++++ Material provided

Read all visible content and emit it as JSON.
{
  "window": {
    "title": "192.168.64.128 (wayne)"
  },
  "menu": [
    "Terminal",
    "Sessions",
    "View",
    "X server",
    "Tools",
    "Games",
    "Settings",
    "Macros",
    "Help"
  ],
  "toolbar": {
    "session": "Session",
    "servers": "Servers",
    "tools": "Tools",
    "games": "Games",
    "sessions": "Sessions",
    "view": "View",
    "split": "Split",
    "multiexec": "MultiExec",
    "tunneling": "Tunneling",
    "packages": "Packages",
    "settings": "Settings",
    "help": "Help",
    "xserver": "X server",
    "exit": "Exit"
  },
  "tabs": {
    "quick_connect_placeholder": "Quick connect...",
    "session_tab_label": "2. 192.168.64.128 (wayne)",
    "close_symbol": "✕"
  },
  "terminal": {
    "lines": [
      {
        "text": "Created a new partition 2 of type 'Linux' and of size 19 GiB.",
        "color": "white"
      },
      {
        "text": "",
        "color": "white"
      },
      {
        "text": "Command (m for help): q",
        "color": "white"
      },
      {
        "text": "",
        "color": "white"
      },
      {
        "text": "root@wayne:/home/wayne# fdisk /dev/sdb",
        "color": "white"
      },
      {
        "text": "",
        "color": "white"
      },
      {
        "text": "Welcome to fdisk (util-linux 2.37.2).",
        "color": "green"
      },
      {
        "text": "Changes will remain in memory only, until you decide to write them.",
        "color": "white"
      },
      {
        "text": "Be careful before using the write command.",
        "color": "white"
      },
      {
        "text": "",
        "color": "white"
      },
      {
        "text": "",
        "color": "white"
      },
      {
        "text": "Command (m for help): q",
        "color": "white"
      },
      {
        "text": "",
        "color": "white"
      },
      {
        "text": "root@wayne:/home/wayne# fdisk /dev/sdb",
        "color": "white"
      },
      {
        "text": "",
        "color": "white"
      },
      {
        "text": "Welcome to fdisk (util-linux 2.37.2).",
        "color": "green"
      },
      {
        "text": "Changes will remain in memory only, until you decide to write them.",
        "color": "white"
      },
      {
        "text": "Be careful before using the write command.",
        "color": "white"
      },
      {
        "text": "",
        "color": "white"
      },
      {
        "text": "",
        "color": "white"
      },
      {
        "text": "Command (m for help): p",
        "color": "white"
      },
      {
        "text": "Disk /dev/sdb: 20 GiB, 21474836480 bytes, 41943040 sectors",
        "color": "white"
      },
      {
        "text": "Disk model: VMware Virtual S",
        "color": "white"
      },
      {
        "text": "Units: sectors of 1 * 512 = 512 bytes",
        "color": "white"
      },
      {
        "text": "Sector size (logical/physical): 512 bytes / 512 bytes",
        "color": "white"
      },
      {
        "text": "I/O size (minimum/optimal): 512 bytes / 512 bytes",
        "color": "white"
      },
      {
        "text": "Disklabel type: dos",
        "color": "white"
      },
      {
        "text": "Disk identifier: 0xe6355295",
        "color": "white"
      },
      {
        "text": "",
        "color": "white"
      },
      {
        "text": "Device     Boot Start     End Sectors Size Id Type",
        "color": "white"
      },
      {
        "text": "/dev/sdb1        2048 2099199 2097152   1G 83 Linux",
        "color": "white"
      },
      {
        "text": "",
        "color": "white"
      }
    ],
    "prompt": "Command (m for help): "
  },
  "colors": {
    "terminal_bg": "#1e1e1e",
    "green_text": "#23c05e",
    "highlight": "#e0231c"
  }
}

++++++++

Repeat the material from above exactly, word for word.

Read all visible content and emit it as JSON.
{
  "window": {
    "title": "192.168.64.128 (wayne)"
  },
  "menu": [
    "Terminal",
    "Sessions",
    "View",
    "X server",
    "Tools",
    "Games",
    "Settings",
    "Macros",
    "Help"
  ],
  "toolbar": {
    "session": "Session",
    "servers": "Servers",
    "tools": "Tools",
    "games": "Games",
    "sessions": "Sessions",
    "view": "View",
    "split": "Split",
    "multiexec": "MultiExec",
    "tunneling": "Tunneling",
    "packages": "Packages",
    "settings": "Settings",
    "help": "Help",
    "xserver": "X server",
    "exit": "Exit"
  },
  "tabs": {
    "quick_connect_placeholder": "Quick connect...",
    "session_tab_label": "2. 192.168.64.128 (wayne)",
    "close_symbol": "✕"
  },
  "terminal": {
    "lines": [
      {
        "text": "Created a new partition 2 of type 'Linux' and of size 19 GiB.",
        "color": "white"
      },
      {
        "text": "",
        "color": "white"
      },
      {
        "text": "Command (m for help): q",
        "color": "white"
      },
      {
        "text": "",
        "color": "white"
      },
      {
        "text": "root@wayne:/home/wayne# fdisk /dev/sdb",
        "color": "white"
      },
      {
        "text": "",
        "color": "white"
      },
      {
        "text": "Welcome to fdisk (util-linux 2.37.2).",
        "color": "green"
      },
      {
        "text": "Changes will remain in memory only, until you decide to write them.",
        "color": "white"
      },
      {
        "text": "Be careful before using the write command.",
        "color": "white"
      },
      {
        "text": "",
        "color": "white"
      },
      {
        "text": "",
        "color": "white"
      },
      {
        "text": "Command (m for help): q",
        "color": "white"
      },
      {
        "text": "",
        "color": "white"
      },
      {
        "text": "root@wayne:/home/wayne# fdisk /dev/sdb",
        "color": "white"
      },
      {
        "text": "",
        "color": "white"
      },
      {
        "text": "Welcome to fdisk (util-linux 2.37.2).",
        "color": "green"
      },
      {
        "text": "Changes will remain in memory only, until you decide to write them.",
        "color": "white"
      },
      {
        "text": "Be careful before using the write command.",
        "color": "white"
      },
      {
        "text": "",
        "color": "white"
      },
      {
        "text": "",
        "color": "white"
      },
      {
        "text": "Command (m for help): p",
        "color": "white"
      },
      {
        "text": "Disk /dev/sdb: 20 GiB, 21474836480 bytes, 41943040 sectors",
        "color": "white"
      },
      {
        "text": "Disk model: VMware Virtual S",
        "color": "white"
      },
      {
        "text": "Units: sectors of 1 * 512 = 512 bytes",
        "color": "white"
      },
      {
        "text": "Sector size (logical/physical): 512 bytes / 512 bytes",
        "color": "white"
      },
      {
        "text": "I/O size (minimum/optimal): 512 bytes / 512 bytes",
        "color": "white"
      },
      {
        "text": "Disklabel type: dos",
        "color": "white"
      },
      {
        "text": "Disk identifier: 0xe6355295",
        "color": "white"
      },
      {
        "text": "",
        "color": "white"
      },
      {
        "text": "Device     Boot Start     End Sectors Size Id Type",
        "color": "white"
      },
      {
        "text": "/dev/sdb1        2048 2099199 2097152   1G 83 Linux",
        "color": "white"
      },
      {
        "text": "",
        "color": "white"
      }
    ],
    "prompt": "Command (m for help): "
  },
  "colors": {
    "terminal_bg": "#1e1e1e",
    "green_text": "#23c05e",
    "highlight": "#e0231c"
  }
}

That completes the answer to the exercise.